> **WHAT YOU ARE ASKED TO DO**
For every line in the records that has the word "JSON", make a copy.

Records
***
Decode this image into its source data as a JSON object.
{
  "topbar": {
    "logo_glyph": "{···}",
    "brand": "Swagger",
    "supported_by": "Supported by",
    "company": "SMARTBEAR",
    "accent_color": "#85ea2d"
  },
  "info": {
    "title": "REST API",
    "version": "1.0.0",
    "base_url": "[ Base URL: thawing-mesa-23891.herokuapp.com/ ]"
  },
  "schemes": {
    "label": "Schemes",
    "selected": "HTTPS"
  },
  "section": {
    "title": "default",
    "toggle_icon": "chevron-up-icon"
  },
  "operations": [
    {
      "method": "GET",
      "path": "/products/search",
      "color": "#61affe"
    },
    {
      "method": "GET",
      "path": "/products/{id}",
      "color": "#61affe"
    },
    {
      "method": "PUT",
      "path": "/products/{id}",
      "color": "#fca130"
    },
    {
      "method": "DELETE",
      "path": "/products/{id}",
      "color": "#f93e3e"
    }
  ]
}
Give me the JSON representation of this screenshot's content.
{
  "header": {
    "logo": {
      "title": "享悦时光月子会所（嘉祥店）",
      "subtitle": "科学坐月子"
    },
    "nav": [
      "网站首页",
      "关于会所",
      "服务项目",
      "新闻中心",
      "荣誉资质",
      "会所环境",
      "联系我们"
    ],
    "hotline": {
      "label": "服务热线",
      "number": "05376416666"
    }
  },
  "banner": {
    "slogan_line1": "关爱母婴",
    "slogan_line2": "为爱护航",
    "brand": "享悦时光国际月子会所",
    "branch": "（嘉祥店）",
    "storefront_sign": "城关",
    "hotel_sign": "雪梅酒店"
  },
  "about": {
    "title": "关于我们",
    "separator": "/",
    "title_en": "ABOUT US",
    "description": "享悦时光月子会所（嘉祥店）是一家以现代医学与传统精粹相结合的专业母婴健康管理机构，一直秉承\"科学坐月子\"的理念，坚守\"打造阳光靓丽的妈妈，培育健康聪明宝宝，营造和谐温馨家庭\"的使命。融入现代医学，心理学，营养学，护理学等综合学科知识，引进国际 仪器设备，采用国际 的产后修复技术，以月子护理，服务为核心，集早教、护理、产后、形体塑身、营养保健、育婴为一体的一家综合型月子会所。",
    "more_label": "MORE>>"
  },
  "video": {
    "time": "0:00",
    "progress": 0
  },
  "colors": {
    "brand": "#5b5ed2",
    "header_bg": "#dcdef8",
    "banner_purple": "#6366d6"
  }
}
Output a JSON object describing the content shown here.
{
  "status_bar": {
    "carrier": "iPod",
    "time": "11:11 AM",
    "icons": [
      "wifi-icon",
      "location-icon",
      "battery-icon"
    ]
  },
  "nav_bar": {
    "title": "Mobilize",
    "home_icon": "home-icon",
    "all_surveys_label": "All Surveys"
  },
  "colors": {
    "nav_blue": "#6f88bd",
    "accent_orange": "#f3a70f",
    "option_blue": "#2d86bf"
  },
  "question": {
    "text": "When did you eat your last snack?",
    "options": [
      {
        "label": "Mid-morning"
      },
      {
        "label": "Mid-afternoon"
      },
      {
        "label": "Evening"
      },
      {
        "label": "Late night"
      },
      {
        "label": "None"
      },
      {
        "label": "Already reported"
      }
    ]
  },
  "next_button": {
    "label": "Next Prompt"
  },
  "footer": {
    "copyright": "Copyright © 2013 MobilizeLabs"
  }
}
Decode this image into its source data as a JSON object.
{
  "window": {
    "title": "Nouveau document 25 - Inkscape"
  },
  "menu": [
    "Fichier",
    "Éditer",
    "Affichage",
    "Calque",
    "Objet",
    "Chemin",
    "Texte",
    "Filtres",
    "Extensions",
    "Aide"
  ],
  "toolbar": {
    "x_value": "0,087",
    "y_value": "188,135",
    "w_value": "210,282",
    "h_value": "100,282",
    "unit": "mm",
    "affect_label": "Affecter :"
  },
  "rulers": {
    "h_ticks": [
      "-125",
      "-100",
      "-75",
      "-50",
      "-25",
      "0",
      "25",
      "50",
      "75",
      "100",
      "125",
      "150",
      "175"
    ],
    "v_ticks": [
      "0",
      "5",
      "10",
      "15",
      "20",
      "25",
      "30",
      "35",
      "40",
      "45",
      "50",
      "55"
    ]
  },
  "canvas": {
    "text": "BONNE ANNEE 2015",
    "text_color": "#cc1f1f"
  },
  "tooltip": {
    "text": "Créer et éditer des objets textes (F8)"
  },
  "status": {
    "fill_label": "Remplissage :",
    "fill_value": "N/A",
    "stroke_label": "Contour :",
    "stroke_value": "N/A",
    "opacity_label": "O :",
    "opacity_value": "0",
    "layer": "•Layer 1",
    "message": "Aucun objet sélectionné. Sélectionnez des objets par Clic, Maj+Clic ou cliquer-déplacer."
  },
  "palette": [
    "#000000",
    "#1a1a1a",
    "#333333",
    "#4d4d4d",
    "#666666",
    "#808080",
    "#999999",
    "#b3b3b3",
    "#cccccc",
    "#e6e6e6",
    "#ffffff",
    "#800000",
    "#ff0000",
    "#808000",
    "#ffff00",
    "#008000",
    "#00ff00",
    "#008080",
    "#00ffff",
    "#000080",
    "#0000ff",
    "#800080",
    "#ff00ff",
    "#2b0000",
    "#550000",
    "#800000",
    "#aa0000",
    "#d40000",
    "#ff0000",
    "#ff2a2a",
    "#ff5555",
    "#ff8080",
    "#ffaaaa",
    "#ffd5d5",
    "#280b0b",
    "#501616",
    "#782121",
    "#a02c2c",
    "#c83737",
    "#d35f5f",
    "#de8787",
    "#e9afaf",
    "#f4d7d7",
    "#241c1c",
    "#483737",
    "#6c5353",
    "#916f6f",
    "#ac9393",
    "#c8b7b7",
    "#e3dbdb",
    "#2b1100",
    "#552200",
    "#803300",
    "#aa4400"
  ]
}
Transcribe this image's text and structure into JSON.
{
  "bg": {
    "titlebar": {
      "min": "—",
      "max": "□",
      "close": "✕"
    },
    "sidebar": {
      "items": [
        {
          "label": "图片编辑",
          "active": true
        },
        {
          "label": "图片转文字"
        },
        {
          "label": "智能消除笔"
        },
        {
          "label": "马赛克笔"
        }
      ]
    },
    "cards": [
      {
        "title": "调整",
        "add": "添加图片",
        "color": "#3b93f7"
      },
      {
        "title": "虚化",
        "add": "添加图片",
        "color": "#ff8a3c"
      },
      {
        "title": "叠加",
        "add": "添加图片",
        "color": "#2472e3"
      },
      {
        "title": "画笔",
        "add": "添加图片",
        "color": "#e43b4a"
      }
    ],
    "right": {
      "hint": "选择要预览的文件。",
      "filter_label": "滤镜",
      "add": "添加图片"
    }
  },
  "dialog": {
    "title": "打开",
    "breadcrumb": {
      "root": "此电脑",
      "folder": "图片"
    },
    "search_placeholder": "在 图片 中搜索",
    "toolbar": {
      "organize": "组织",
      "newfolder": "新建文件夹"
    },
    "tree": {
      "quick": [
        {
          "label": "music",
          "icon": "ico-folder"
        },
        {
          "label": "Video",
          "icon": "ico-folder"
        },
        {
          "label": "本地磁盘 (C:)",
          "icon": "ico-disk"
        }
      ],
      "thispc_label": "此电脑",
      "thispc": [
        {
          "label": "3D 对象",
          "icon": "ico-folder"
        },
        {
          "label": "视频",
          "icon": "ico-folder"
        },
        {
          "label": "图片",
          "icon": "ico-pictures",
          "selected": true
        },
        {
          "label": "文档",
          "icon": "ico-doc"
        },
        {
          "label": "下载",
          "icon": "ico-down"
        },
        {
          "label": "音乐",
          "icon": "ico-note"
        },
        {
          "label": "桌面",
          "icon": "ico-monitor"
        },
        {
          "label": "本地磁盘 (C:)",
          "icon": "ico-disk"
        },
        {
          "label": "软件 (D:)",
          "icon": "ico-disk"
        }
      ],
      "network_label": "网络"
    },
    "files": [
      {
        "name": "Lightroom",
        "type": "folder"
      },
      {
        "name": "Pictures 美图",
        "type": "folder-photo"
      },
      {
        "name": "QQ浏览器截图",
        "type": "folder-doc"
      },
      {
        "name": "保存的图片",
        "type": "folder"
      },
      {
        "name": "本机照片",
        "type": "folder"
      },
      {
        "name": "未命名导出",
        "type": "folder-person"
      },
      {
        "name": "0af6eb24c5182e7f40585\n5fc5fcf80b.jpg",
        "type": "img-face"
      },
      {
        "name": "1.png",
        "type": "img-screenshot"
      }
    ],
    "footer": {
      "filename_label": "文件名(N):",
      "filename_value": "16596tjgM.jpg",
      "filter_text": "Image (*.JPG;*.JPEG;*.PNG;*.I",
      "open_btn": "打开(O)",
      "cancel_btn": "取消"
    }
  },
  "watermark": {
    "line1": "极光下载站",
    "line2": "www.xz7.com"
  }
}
***
> **FINISHED ANSWER**
Decode this image into its source data as a JSON object.
Give me the JSON representation of this screenshot's content.
Output a JSON object describing the content shown here.
Decode this image into its source data as a JSON object.
Transcribe this image's text and structure into JSON.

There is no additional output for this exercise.